#### GOAL OF THE EXERCISE:
Copy out every line in the entries below that includes "оценка".

#### DATA:
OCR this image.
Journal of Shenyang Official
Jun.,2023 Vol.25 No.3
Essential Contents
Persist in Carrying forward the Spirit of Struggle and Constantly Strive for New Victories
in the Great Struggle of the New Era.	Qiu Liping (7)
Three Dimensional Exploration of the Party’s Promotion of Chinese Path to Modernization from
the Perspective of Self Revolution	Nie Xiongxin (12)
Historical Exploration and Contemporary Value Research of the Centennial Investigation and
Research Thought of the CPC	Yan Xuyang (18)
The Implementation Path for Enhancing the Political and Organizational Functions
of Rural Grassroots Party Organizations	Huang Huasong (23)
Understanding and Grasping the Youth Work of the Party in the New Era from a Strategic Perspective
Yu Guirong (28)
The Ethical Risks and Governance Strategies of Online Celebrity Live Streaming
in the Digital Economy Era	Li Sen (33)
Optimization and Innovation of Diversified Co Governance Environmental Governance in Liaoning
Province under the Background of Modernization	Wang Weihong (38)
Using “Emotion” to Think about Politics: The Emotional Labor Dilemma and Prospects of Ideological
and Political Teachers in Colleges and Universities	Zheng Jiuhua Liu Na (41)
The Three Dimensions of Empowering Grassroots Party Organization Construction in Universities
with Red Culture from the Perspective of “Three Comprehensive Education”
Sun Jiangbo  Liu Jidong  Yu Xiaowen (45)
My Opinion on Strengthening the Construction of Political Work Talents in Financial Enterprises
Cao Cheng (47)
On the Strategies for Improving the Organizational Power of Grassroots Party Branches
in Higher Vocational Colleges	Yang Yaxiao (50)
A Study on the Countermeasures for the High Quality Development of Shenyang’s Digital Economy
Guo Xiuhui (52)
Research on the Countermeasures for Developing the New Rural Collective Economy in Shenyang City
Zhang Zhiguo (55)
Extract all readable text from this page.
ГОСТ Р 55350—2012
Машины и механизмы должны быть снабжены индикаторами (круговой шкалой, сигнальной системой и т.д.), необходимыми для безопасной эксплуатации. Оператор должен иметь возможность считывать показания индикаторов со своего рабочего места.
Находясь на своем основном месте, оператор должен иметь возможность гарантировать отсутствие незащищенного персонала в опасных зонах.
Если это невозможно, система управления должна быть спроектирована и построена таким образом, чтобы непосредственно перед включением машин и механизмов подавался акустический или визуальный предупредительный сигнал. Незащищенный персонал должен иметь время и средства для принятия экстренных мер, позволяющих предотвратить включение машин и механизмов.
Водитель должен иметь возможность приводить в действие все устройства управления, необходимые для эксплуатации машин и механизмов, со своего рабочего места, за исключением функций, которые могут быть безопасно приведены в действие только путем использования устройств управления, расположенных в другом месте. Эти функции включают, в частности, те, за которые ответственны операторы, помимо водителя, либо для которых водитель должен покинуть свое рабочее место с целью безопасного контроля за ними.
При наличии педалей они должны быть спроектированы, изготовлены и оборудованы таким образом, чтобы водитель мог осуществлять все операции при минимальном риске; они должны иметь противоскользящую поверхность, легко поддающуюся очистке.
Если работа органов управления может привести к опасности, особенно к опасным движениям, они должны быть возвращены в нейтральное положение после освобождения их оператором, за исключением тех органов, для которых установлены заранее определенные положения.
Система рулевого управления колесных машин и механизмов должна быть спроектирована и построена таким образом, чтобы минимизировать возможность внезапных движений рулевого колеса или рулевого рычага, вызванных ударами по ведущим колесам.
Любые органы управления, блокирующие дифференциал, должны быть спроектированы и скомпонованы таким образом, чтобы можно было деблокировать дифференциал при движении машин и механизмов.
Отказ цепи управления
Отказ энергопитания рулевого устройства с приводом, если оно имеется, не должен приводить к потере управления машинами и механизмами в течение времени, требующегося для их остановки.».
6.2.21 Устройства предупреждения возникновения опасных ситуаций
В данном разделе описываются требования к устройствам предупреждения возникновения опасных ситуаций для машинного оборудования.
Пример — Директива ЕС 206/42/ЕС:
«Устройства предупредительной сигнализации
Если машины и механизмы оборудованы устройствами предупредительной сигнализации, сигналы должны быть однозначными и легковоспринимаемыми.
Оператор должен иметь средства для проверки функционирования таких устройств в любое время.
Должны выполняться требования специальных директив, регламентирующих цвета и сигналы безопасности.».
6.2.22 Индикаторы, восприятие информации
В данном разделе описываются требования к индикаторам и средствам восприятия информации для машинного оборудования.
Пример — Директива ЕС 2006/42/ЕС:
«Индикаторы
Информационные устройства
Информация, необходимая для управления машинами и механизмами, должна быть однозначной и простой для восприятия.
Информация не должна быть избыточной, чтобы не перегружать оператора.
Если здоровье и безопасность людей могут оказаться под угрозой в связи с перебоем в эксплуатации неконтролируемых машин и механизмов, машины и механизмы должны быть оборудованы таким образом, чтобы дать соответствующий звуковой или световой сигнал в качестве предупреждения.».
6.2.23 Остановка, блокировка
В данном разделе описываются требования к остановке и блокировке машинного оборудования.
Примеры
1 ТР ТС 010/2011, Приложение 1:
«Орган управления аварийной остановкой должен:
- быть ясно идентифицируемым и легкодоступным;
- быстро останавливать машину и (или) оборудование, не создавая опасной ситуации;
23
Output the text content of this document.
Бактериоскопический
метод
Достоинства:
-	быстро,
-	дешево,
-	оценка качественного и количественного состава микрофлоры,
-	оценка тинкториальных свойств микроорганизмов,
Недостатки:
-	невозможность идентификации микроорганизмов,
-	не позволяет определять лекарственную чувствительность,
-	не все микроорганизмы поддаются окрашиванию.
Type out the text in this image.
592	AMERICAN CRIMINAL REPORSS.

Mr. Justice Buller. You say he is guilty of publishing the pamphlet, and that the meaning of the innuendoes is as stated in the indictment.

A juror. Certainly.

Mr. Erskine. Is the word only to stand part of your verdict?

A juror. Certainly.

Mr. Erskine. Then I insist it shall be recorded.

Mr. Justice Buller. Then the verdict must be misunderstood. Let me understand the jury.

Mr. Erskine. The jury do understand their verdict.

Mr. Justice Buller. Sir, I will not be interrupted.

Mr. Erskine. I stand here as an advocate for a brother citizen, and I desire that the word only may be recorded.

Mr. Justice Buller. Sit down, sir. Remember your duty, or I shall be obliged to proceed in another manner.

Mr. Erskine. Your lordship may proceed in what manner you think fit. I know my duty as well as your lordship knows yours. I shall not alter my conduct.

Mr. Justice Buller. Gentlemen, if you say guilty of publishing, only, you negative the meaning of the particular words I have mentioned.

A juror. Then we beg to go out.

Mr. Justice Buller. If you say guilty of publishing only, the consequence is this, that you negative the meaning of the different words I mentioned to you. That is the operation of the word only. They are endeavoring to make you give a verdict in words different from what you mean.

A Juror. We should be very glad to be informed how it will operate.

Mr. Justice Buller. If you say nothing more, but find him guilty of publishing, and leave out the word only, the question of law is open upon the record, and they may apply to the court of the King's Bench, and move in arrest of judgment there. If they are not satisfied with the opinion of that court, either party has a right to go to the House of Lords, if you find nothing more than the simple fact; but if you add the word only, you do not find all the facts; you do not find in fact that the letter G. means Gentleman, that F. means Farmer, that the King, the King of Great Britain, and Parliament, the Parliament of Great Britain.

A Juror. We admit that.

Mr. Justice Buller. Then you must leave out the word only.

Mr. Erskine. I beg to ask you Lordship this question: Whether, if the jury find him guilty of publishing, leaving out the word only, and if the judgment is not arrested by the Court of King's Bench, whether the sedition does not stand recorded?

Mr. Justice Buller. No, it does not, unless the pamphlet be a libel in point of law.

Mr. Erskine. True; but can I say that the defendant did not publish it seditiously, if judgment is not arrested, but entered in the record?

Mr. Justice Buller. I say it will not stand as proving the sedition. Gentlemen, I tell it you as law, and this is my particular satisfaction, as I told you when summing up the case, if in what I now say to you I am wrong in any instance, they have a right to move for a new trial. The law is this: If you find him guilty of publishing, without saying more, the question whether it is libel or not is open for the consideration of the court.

#### RESULT OF THE EXERCISE:
-	оценка качественного и количественного состава микрофлоры,
-	оценка тинкториальных свойств микроорганизмов,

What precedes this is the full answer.